Your task - In this exercise, print only the lines from the line with "What text is on this page?" to the last line of the data below, inclusive. Any pictures should be left out.

>> start Records to process

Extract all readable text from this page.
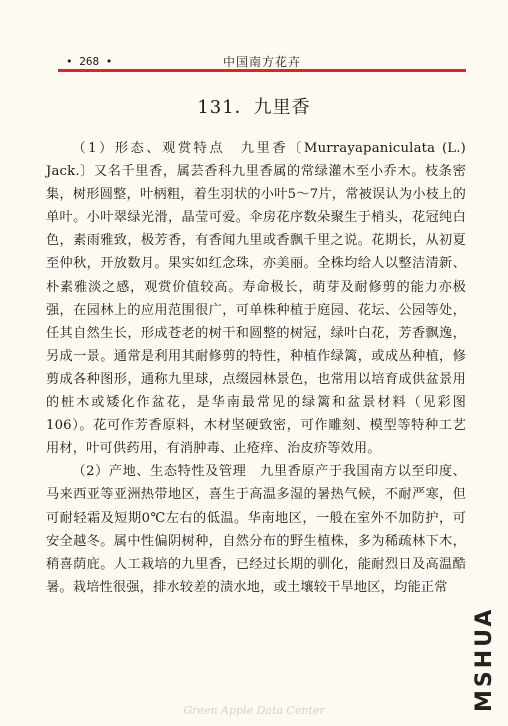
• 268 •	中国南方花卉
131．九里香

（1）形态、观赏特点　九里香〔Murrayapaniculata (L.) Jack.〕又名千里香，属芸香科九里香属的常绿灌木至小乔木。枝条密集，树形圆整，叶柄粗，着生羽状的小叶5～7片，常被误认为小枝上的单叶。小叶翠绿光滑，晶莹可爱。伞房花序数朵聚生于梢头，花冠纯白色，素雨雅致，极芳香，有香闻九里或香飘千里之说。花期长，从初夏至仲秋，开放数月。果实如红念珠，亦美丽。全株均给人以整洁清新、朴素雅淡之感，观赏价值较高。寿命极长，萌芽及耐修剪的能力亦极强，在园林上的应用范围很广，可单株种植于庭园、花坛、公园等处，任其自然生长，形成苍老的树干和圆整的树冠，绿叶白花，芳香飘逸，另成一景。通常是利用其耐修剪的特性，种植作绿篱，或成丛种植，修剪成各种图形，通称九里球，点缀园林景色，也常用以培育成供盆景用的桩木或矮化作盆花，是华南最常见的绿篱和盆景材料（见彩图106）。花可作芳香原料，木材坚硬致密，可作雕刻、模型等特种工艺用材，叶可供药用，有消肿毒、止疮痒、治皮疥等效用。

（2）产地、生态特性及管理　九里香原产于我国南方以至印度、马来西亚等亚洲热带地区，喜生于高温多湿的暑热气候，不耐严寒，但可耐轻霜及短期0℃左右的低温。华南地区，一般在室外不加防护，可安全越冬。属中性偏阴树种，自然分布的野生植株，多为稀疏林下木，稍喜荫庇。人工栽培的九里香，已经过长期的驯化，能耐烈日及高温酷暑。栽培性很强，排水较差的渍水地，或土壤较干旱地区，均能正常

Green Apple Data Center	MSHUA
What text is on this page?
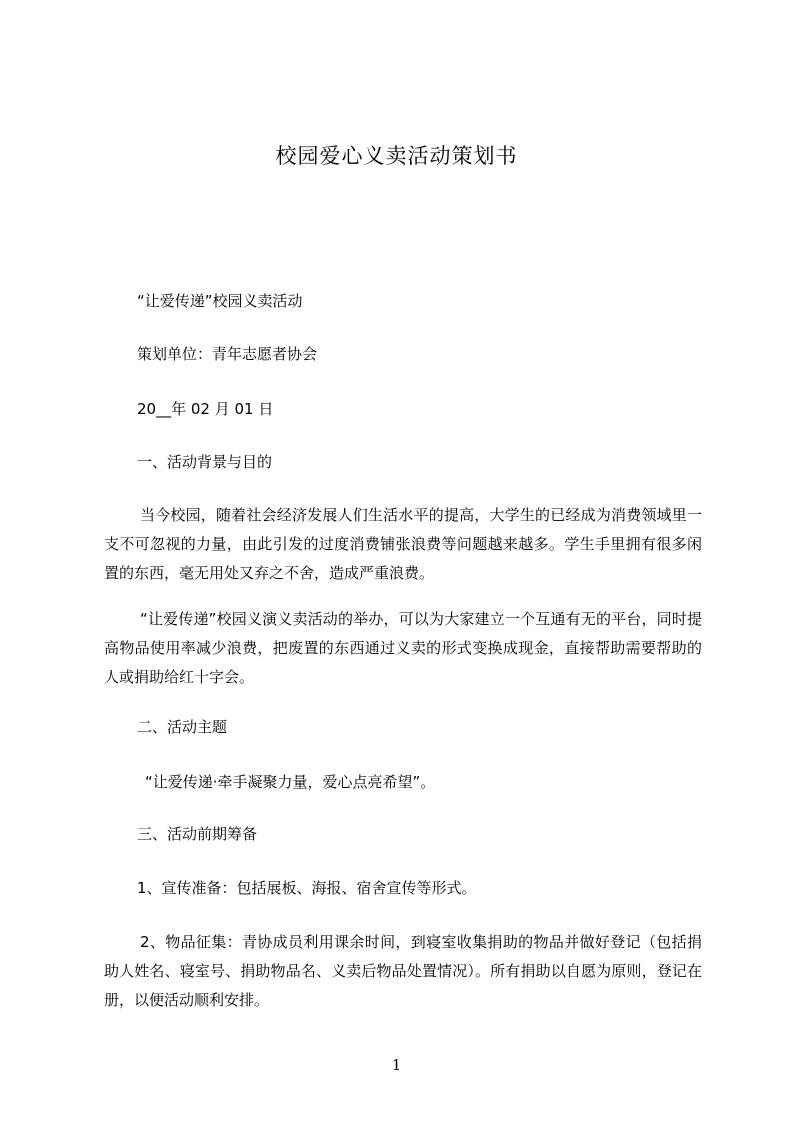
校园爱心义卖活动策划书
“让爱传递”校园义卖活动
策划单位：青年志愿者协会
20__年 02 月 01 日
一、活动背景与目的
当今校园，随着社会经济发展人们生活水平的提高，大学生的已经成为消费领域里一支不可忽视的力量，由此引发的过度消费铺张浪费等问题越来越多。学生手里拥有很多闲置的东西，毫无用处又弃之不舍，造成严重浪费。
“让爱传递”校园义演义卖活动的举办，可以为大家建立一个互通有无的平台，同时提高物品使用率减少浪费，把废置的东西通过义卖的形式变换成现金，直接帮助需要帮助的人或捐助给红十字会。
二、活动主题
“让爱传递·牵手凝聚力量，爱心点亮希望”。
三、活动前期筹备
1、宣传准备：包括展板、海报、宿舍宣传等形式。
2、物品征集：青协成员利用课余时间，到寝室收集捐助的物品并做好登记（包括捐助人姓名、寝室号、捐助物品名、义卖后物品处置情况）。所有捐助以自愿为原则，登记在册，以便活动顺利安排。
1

>> end Records to process

Exercise solution -
What text is on this page?
校园爱心义卖活动策划书
“让爱传递”校园义卖活动
策划单位：青年志愿者协会
20__年 02 月 01 日
一、活动背景与目的
当今校园，随着社会经济发展人们生活水平的提高，大学生的已经成为消费领域里一支不可忽视的力量，由此引发的过度消费铺张浪费等问题越来越多。学生手里拥有很多闲置的东西，毫无用处又弃之不舍，造成严重浪费。
“让爱传递”校园义演义卖活动的举办，可以为大家建立一个互通有无的平台，同时提高物品使用率减少浪费，把废置的东西通过义卖的形式变换成现金，直接帮助需要帮助的人或捐助给红十字会。
二、活动主题
“让爱传递·牵手凝聚力量，爱心点亮希望”。
三、活动前期筹备
1、宣传准备：包括展板、海报、宿舍宣传等形式。
2、物品征集：青协成员利用课余时间，到寝室收集捐助的物品并做好登记（包括捐助人姓名、寝室号、捐助物品名、义卖后物品处置情况）。所有捐助以自愿为原则，登记在册，以便活动顺利安排。
1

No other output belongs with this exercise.